### DIRECTION
Scan the listing and work out how many lines contain the word "positive". Nothing but the number should be given.

* Begin PROVIDED ENTRIES *

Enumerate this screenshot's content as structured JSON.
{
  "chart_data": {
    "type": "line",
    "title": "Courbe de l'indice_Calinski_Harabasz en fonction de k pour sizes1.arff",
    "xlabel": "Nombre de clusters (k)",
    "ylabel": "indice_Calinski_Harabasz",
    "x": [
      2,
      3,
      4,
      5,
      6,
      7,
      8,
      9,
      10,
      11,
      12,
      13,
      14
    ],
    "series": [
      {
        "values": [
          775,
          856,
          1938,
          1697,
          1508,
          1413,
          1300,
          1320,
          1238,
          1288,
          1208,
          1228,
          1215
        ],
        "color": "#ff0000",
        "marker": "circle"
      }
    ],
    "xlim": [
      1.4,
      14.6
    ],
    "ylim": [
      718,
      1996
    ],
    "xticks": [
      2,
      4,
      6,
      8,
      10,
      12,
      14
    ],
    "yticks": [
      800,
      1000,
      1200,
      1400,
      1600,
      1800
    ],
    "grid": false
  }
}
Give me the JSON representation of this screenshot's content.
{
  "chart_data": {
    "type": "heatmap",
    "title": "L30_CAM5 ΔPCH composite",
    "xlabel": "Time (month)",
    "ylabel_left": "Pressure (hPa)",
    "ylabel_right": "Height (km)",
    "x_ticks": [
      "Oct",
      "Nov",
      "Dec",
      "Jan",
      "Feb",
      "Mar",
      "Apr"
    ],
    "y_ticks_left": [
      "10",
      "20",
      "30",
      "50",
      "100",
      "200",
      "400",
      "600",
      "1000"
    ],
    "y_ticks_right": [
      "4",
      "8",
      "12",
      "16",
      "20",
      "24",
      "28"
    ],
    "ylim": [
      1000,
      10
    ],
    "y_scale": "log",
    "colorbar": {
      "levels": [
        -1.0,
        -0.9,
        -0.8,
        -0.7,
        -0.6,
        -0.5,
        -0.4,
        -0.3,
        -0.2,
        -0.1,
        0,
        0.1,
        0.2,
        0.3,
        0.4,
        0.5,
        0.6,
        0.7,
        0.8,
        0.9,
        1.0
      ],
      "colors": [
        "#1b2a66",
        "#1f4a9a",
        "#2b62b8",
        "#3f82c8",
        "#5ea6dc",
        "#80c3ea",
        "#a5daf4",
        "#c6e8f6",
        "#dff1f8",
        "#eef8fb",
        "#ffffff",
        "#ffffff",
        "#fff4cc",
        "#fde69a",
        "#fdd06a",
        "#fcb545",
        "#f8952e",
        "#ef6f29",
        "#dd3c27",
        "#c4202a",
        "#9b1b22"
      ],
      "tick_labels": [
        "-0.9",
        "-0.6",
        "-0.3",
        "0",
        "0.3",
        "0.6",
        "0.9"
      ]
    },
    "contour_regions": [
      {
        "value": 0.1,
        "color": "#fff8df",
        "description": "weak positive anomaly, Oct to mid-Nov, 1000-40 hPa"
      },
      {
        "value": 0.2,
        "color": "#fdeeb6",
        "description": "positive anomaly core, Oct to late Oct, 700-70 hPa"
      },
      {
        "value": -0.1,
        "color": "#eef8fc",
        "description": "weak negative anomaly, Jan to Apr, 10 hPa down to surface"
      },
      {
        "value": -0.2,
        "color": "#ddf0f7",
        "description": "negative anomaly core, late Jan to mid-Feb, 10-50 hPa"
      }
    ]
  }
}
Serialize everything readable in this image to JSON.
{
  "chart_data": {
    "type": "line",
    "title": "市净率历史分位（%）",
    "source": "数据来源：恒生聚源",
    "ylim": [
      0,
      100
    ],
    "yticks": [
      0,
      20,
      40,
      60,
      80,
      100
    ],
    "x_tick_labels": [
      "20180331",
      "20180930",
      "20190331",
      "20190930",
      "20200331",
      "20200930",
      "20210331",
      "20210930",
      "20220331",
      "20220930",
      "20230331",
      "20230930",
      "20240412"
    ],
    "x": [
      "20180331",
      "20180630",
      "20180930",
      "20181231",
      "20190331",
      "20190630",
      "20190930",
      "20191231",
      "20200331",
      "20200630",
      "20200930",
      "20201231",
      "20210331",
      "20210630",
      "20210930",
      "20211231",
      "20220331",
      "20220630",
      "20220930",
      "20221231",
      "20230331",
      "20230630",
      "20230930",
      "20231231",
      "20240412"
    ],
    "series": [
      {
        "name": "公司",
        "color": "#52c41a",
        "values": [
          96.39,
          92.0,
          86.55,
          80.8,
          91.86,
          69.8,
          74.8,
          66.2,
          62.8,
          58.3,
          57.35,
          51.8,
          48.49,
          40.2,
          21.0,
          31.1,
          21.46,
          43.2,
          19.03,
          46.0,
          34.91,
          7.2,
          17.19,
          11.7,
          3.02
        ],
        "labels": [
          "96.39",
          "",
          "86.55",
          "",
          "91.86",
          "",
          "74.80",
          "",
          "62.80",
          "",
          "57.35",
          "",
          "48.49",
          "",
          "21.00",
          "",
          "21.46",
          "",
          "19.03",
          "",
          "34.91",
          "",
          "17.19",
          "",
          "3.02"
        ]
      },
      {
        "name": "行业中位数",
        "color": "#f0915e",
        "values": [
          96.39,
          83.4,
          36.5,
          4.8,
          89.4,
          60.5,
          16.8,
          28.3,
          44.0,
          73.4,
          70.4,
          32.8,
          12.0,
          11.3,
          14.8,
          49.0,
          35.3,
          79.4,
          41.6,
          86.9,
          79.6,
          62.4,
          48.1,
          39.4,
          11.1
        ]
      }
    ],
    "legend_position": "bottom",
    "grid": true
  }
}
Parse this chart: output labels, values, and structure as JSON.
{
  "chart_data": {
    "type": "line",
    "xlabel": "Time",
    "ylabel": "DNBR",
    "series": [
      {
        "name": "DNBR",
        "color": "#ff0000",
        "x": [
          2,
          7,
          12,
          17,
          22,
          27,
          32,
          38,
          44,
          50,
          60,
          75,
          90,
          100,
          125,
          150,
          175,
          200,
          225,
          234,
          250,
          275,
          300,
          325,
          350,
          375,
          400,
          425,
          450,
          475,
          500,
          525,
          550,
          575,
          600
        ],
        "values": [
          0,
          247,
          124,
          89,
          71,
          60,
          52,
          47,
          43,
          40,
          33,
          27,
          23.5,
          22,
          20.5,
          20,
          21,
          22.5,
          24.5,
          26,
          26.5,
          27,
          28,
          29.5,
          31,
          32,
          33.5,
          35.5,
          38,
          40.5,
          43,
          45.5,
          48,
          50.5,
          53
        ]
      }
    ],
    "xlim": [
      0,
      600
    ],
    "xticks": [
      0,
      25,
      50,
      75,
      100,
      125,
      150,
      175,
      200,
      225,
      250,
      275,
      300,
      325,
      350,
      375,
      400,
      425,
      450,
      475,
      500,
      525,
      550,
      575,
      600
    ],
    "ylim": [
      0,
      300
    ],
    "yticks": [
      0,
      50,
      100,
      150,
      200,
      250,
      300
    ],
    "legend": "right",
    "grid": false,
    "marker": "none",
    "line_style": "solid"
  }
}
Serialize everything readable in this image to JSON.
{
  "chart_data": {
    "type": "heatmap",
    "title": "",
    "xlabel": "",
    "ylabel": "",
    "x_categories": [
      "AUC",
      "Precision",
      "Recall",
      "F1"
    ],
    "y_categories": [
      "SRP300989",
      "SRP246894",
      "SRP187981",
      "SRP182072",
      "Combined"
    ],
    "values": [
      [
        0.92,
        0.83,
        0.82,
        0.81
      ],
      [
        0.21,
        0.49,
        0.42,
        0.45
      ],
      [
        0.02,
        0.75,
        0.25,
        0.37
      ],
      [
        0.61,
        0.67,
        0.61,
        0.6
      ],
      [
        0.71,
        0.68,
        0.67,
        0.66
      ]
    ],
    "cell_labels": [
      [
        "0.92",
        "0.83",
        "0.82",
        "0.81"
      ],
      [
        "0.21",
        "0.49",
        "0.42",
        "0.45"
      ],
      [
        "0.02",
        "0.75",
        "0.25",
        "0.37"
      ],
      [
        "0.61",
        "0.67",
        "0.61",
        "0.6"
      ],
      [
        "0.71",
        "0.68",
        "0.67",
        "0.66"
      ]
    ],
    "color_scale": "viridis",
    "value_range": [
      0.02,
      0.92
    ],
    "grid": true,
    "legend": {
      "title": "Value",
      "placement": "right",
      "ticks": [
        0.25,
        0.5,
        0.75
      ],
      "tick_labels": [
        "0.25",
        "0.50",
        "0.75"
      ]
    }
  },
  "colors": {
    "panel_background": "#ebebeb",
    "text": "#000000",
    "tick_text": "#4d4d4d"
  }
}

* End PROVIDED ENTRIES *

### EXERCISE RESULT
2